## INSTRUCTIONS TO FOLLOW:
Work out the number of lines in the listing that include the string "this". Reply with that number alone.

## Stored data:
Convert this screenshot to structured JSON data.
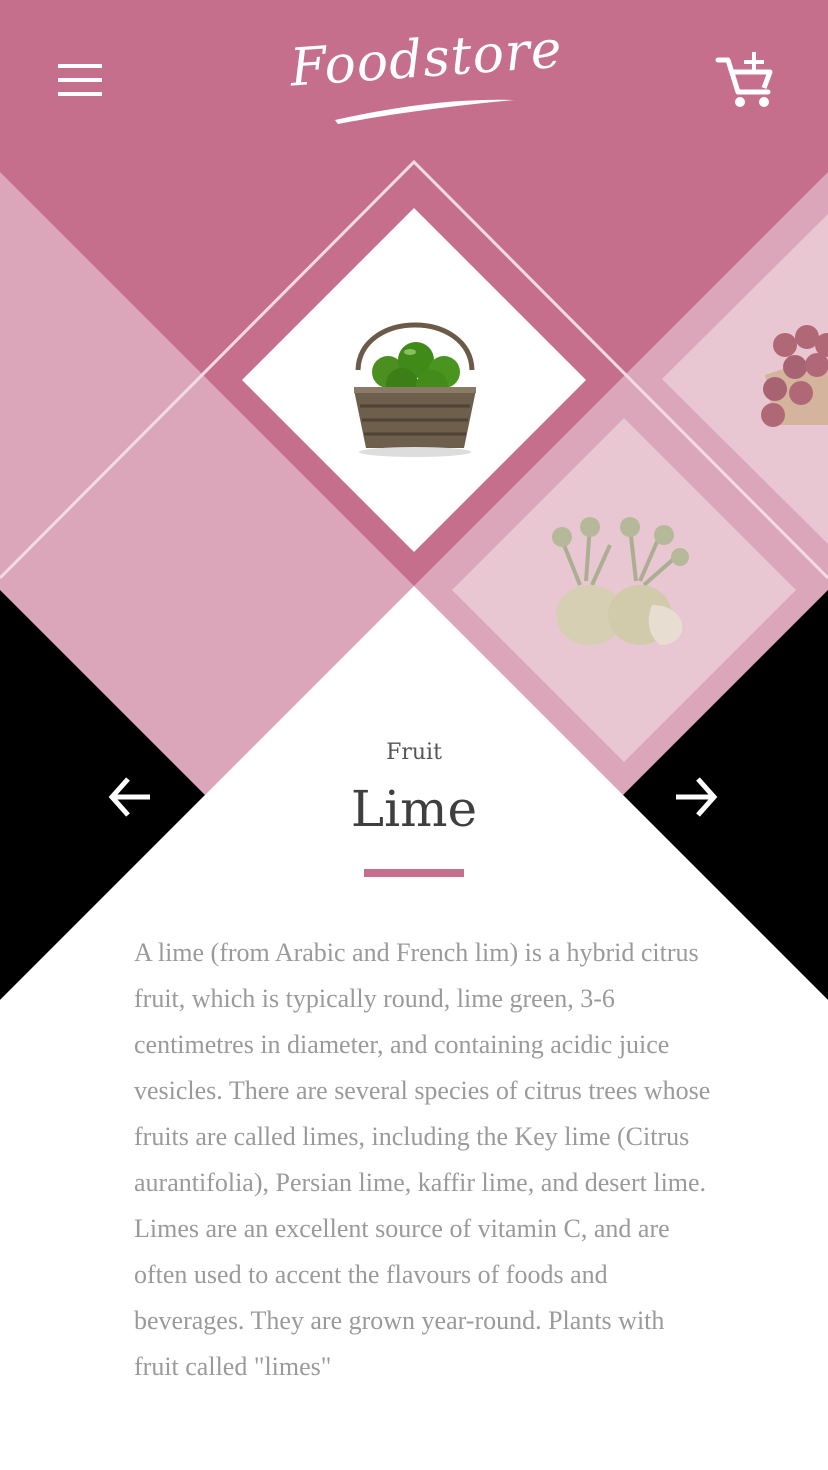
{
  "app": {
    "brand": "Foodstore"
  },
  "colors": {
    "primary": "#c66f8c",
    "light": "#dba6b9",
    "lighter": "#e8c7d3",
    "dark": "#000000",
    "text": "#9a9a9a"
  },
  "header": {
    "menu_icon": "hamburger-menu-icon",
    "cart_icon": "add-to-cart-icon"
  },
  "product": {
    "category": "Fruit",
    "name": "Lime",
    "image": "basket-of-limes",
    "description": "A lime (from Arabic and French lim) is a hybrid citrus fruit, which is typically round, lime green, 3-6 centimetres in diameter, and containing acidic juice vesicles. There are several species of citrus trees whose fruits are called limes, including the Key lime (Citrus aurantifolia), Persian lime, kaffir lime, and desert lime. Limes are an excellent source of vitamin C, and are often used to accent the flavours of foods and beverages. They are grown year-round. Plants with fruit called \"limes\""
  },
  "carousel": {
    "next_item_image": "kohlrabi",
    "far_item_image": "plums",
    "prev_icon": "arrow-left-icon",
    "next_icon": "arrow-right-icon"
  }
}
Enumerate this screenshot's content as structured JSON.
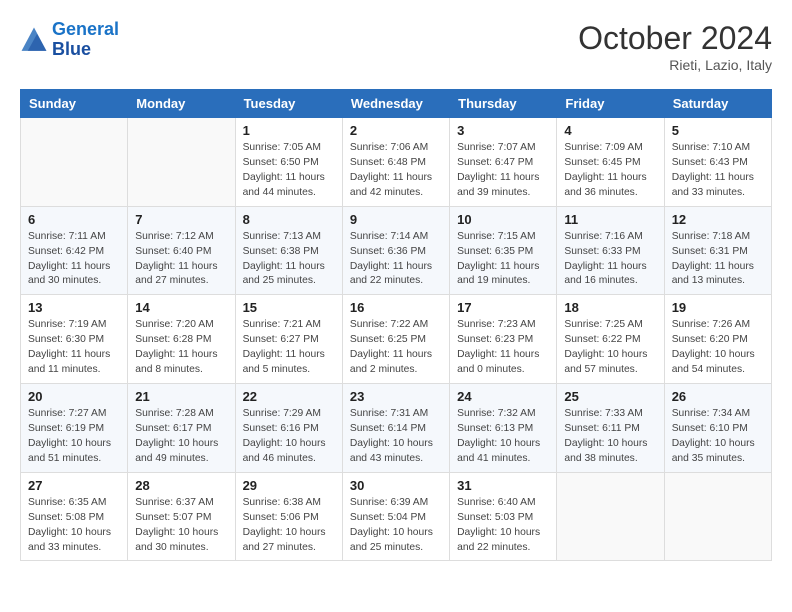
{
  "header": {
    "logo_line1": "General",
    "logo_line2": "Blue",
    "month": "October 2024",
    "location": "Rieti, Lazio, Italy"
  },
  "days_of_week": [
    "Sunday",
    "Monday",
    "Tuesday",
    "Wednesday",
    "Thursday",
    "Friday",
    "Saturday"
  ],
  "weeks": [
    [
      {
        "day": "",
        "info": ""
      },
      {
        "day": "",
        "info": ""
      },
      {
        "day": "1",
        "info": "Sunrise: 7:05 AM\nSunset: 6:50 PM\nDaylight: 11 hours and 44 minutes."
      },
      {
        "day": "2",
        "info": "Sunrise: 7:06 AM\nSunset: 6:48 PM\nDaylight: 11 hours and 42 minutes."
      },
      {
        "day": "3",
        "info": "Sunrise: 7:07 AM\nSunset: 6:47 PM\nDaylight: 11 hours and 39 minutes."
      },
      {
        "day": "4",
        "info": "Sunrise: 7:09 AM\nSunset: 6:45 PM\nDaylight: 11 hours and 36 minutes."
      },
      {
        "day": "5",
        "info": "Sunrise: 7:10 AM\nSunset: 6:43 PM\nDaylight: 11 hours and 33 minutes."
      }
    ],
    [
      {
        "day": "6",
        "info": "Sunrise: 7:11 AM\nSunset: 6:42 PM\nDaylight: 11 hours and 30 minutes."
      },
      {
        "day": "7",
        "info": "Sunrise: 7:12 AM\nSunset: 6:40 PM\nDaylight: 11 hours and 27 minutes."
      },
      {
        "day": "8",
        "info": "Sunrise: 7:13 AM\nSunset: 6:38 PM\nDaylight: 11 hours and 25 minutes."
      },
      {
        "day": "9",
        "info": "Sunrise: 7:14 AM\nSunset: 6:36 PM\nDaylight: 11 hours and 22 minutes."
      },
      {
        "day": "10",
        "info": "Sunrise: 7:15 AM\nSunset: 6:35 PM\nDaylight: 11 hours and 19 minutes."
      },
      {
        "day": "11",
        "info": "Sunrise: 7:16 AM\nSunset: 6:33 PM\nDaylight: 11 hours and 16 minutes."
      },
      {
        "day": "12",
        "info": "Sunrise: 7:18 AM\nSunset: 6:31 PM\nDaylight: 11 hours and 13 minutes."
      }
    ],
    [
      {
        "day": "13",
        "info": "Sunrise: 7:19 AM\nSunset: 6:30 PM\nDaylight: 11 hours and 11 minutes."
      },
      {
        "day": "14",
        "info": "Sunrise: 7:20 AM\nSunset: 6:28 PM\nDaylight: 11 hours and 8 minutes."
      },
      {
        "day": "15",
        "info": "Sunrise: 7:21 AM\nSunset: 6:27 PM\nDaylight: 11 hours and 5 minutes."
      },
      {
        "day": "16",
        "info": "Sunrise: 7:22 AM\nSunset: 6:25 PM\nDaylight: 11 hours and 2 minutes."
      },
      {
        "day": "17",
        "info": "Sunrise: 7:23 AM\nSunset: 6:23 PM\nDaylight: 11 hours and 0 minutes."
      },
      {
        "day": "18",
        "info": "Sunrise: 7:25 AM\nSunset: 6:22 PM\nDaylight: 10 hours and 57 minutes."
      },
      {
        "day": "19",
        "info": "Sunrise: 7:26 AM\nSunset: 6:20 PM\nDaylight: 10 hours and 54 minutes."
      }
    ],
    [
      {
        "day": "20",
        "info": "Sunrise: 7:27 AM\nSunset: 6:19 PM\nDaylight: 10 hours and 51 minutes."
      },
      {
        "day": "21",
        "info": "Sunrise: 7:28 AM\nSunset: 6:17 PM\nDaylight: 10 hours and 49 minutes."
      },
      {
        "day": "22",
        "info": "Sunrise: 7:29 AM\nSunset: 6:16 PM\nDaylight: 10 hours and 46 minutes."
      },
      {
        "day": "23",
        "info": "Sunrise: 7:31 AM\nSunset: 6:14 PM\nDaylight: 10 hours and 43 minutes."
      },
      {
        "day": "24",
        "info": "Sunrise: 7:32 AM\nSunset: 6:13 PM\nDaylight: 10 hours and 41 minutes."
      },
      {
        "day": "25",
        "info": "Sunrise: 7:33 AM\nSunset: 6:11 PM\nDaylight: 10 hours and 38 minutes."
      },
      {
        "day": "26",
        "info": "Sunrise: 7:34 AM\nSunset: 6:10 PM\nDaylight: 10 hours and 35 minutes."
      }
    ],
    [
      {
        "day": "27",
        "info": "Sunrise: 6:35 AM\nSunset: 5:08 PM\nDaylight: 10 hours and 33 minutes."
      },
      {
        "day": "28",
        "info": "Sunrise: 6:37 AM\nSunset: 5:07 PM\nDaylight: 10 hours and 30 minutes."
      },
      {
        "day": "29",
        "info": "Sunrise: 6:38 AM\nSunset: 5:06 PM\nDaylight: 10 hours and 27 minutes."
      },
      {
        "day": "30",
        "info": "Sunrise: 6:39 AM\nSunset: 5:04 PM\nDaylight: 10 hours and 25 minutes."
      },
      {
        "day": "31",
        "info": "Sunrise: 6:40 AM\nSunset: 5:03 PM\nDaylight: 10 hours and 22 minutes."
      },
      {
        "day": "",
        "info": ""
      },
      {
        "day": "",
        "info": ""
      }
    ]
  ]
}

## TASK OUTPUT:
2